◆ **INSTRUCTION**: Count up the lines in the following listing that hold the word "evaluate", then give only that count.

## begin RECORD EXCERPTS

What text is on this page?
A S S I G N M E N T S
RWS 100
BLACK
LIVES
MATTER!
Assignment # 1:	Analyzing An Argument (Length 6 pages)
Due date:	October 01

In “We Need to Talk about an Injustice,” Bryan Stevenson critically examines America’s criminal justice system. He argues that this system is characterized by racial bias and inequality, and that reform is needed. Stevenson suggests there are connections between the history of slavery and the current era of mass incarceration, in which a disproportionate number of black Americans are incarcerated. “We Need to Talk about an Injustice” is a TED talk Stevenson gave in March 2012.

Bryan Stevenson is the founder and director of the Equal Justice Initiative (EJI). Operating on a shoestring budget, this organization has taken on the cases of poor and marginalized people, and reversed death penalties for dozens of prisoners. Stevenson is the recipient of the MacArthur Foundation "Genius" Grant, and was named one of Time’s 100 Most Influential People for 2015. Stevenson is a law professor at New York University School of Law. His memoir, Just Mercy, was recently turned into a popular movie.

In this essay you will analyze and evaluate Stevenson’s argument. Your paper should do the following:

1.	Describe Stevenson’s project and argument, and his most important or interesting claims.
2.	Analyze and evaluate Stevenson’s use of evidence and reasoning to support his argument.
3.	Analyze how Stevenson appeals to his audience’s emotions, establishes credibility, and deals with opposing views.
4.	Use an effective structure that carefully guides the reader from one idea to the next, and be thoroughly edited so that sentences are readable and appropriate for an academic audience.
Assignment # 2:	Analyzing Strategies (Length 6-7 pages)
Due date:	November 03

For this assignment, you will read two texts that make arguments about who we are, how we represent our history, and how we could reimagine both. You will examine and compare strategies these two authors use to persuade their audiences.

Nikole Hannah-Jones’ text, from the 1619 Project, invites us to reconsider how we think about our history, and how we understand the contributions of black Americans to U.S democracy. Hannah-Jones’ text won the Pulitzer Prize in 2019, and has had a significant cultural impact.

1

## end RECORD EXCERPTS

◆ **SOLUTION FOR THIS EXERCISE**: 2